- Written exercise 1: In the book-signing announcement, when will she be signing at the store La Impossible?

╭─ Reading passage

The Cannibal's Daughter (La Hija del Caníbal) has the main character, Lucía, dig down into her sense of identity and relationships, including those with her parents, as she attempts to solve the mystery of husband Ramón's abduction.
Absent Love (Crónica de un Desamor) is about a journalist and single mum who spends her life trying to solve her friends' relationship problems, whilst falling in unrequited love with her newspaper editor – an introspective and anti-romance modern-day Emma.
She will be signing books at the Casa del Llibre on the Passeig de Gràcia (between C/ València and C/ Mallorca) on Saturday from 18.00 to 19.00, at the book shop Laie on the same street from 13.00 to 14.00, and at the store La Impossible on Sunday from 19.00 to 20.00 and Abacus on the Passeig de Gràcia from 17.00 to 18.00.

╰─

- Written exercise 2: Print the part of the listing that begins with the line containing "data-point (400, 255, 407, 262)" and ends with the line containing "data-point (306, 246, 313, 253)", copying both of those lines and every line between them without changes.

╭─ Records shown

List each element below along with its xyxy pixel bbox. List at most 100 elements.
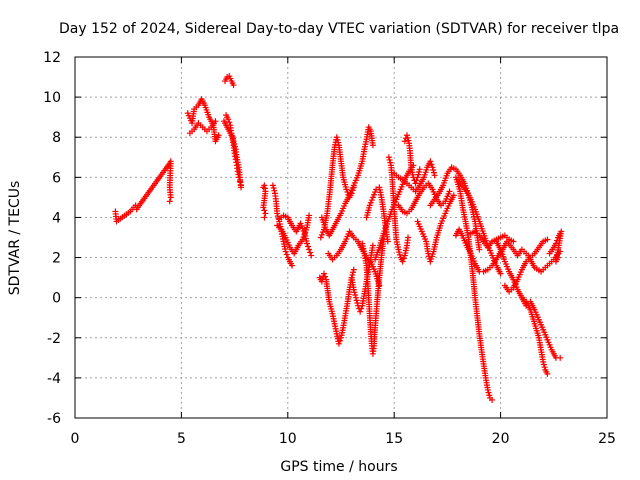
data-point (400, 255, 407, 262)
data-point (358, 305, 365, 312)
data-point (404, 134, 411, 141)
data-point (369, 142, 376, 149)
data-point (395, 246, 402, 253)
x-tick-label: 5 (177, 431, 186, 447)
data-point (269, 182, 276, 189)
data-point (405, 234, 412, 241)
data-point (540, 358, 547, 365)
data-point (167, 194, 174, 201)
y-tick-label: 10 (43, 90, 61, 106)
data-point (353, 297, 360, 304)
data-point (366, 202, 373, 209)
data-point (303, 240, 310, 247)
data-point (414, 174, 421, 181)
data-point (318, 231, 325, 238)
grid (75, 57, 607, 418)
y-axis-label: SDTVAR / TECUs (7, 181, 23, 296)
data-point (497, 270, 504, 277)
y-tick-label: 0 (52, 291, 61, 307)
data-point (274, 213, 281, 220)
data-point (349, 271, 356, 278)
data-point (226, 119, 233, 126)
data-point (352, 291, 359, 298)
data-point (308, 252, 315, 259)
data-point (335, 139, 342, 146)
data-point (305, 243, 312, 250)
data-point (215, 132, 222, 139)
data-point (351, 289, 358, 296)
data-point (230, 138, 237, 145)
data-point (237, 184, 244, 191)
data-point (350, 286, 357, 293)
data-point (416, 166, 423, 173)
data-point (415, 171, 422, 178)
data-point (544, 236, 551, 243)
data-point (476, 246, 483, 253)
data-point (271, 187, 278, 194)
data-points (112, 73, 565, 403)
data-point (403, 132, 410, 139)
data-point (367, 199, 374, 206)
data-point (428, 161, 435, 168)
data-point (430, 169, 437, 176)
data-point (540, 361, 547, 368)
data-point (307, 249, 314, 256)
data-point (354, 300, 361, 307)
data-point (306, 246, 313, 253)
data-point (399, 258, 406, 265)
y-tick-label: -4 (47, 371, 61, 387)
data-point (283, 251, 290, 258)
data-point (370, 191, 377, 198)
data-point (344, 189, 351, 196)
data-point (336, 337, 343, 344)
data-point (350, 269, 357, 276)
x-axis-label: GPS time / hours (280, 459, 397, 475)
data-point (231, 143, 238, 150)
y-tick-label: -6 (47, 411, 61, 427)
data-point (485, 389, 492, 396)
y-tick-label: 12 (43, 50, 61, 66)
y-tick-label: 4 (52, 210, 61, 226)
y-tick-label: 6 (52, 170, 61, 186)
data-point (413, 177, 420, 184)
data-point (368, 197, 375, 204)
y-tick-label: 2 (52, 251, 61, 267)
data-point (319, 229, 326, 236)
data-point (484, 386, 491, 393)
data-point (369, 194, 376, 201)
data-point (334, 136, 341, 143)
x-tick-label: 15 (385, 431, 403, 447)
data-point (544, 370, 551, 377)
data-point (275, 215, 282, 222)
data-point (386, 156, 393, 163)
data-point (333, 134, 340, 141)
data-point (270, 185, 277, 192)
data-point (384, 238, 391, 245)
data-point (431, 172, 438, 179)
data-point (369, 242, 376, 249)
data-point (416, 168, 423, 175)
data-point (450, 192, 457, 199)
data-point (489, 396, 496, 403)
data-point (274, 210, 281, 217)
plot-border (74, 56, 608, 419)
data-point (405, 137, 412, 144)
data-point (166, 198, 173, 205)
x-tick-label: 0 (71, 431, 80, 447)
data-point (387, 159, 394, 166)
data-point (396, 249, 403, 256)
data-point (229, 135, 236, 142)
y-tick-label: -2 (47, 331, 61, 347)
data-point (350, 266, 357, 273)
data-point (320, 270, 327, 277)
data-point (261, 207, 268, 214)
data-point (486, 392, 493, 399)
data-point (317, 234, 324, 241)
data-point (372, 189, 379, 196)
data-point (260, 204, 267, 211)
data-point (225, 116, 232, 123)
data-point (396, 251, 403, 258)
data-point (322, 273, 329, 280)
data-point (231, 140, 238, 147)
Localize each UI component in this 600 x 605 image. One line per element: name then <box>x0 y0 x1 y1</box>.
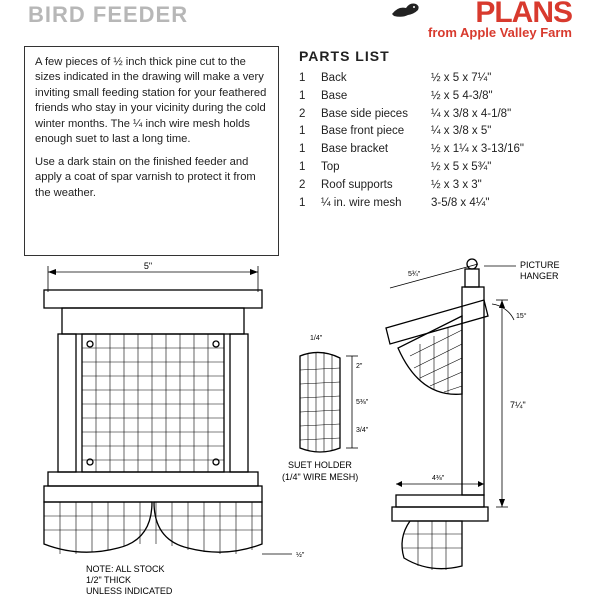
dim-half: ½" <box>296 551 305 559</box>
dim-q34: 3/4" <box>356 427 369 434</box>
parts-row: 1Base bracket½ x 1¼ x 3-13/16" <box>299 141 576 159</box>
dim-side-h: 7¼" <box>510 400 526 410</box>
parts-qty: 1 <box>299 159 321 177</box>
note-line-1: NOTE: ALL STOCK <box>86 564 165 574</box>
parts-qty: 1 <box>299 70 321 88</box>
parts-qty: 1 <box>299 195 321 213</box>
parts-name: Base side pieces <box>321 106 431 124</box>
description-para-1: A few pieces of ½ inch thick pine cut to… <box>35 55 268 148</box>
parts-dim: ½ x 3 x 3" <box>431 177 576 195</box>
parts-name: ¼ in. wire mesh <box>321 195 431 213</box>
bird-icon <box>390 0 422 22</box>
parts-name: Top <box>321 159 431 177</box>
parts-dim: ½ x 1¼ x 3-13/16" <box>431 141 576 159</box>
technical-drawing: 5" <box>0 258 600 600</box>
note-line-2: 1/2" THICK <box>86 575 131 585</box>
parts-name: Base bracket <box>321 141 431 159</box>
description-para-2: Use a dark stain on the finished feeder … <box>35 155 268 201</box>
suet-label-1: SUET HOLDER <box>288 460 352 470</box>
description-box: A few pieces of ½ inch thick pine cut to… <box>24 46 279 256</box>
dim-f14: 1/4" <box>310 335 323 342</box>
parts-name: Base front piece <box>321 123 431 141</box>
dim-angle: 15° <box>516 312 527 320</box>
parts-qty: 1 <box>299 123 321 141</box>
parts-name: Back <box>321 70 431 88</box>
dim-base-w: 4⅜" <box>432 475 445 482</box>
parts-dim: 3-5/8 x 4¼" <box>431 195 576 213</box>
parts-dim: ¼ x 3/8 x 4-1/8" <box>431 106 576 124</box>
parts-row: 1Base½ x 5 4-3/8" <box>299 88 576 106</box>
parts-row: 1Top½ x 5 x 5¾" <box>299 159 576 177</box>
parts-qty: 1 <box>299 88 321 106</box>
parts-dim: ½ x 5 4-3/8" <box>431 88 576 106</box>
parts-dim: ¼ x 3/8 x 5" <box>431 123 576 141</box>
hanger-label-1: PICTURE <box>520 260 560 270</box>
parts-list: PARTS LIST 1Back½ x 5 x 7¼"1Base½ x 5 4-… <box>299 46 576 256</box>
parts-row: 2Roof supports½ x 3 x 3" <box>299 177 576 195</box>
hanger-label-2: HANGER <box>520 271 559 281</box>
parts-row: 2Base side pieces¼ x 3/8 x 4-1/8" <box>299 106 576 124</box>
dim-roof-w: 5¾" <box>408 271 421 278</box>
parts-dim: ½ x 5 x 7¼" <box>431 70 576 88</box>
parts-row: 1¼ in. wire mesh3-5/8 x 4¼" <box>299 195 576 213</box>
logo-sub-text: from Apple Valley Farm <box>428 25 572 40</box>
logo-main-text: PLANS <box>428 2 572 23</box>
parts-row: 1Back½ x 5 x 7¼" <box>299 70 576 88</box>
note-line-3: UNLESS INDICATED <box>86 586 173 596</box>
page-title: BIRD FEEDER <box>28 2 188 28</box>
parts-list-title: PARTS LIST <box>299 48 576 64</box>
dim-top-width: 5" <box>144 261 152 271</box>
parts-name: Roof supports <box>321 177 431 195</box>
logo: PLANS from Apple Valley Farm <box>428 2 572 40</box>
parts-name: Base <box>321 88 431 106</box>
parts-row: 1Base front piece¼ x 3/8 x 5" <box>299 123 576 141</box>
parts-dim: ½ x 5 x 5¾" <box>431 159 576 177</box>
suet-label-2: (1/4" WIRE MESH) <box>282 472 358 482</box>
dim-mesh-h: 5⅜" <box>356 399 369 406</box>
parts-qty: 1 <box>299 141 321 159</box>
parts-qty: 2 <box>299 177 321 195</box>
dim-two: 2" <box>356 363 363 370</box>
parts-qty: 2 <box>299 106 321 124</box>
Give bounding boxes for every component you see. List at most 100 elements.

╰─

- Final result 1: On Sunday from 19.00 to 20.00.

- Final result 2:
data-point (400, 255, 407, 262)
data-point (358, 305, 365, 312)
data-point (404, 134, 411, 141)
data-point (369, 142, 376, 149)
data-point (395, 246, 402, 253)
x-tick-label: 5 (177, 431, 186, 447)
data-point (269, 182, 276, 189)
data-point (405, 234, 412, 241)
data-point (540, 358, 547, 365)
data-point (167, 194, 174, 201)
y-tick-label: 10 (43, 90, 61, 106)
data-point (353, 297, 360, 304)
data-point (366, 202, 373, 209)
data-point (303, 240, 310, 247)
data-point (414, 174, 421, 181)
data-point (318, 231, 325, 238)
grid (75, 57, 607, 418)
y-axis-label: SDTVAR / TECUs (7, 181, 23, 296)
data-point (497, 270, 504, 277)
y-tick-label: 0 (52, 291, 61, 307)
data-point (274, 213, 281, 220)
data-point (349, 271, 356, 278)
data-point (226, 119, 233, 126)
data-point (352, 291, 359, 298)
data-point (308, 252, 315, 259)
data-point (335, 139, 342, 146)
data-point (305, 243, 312, 250)
data-point (215, 132, 222, 139)
data-point (351, 289, 358, 296)
data-point (230, 138, 237, 145)
data-point (237, 184, 244, 191)
data-point (350, 286, 357, 293)
data-point (416, 166, 423, 173)
data-point (415, 171, 422, 178)
data-point (544, 236, 551, 243)
data-point (476, 246, 483, 253)
data-point (271, 187, 278, 194)
data-points (112, 73, 565, 403)
data-point (403, 132, 410, 139)
data-point (367, 199, 374, 206)
data-point (428, 161, 435, 168)
data-point (430, 169, 437, 176)
data-point (540, 361, 547, 368)
data-point (307, 249, 314, 256)
data-point (354, 300, 361, 307)
data-point (306, 246, 313, 253)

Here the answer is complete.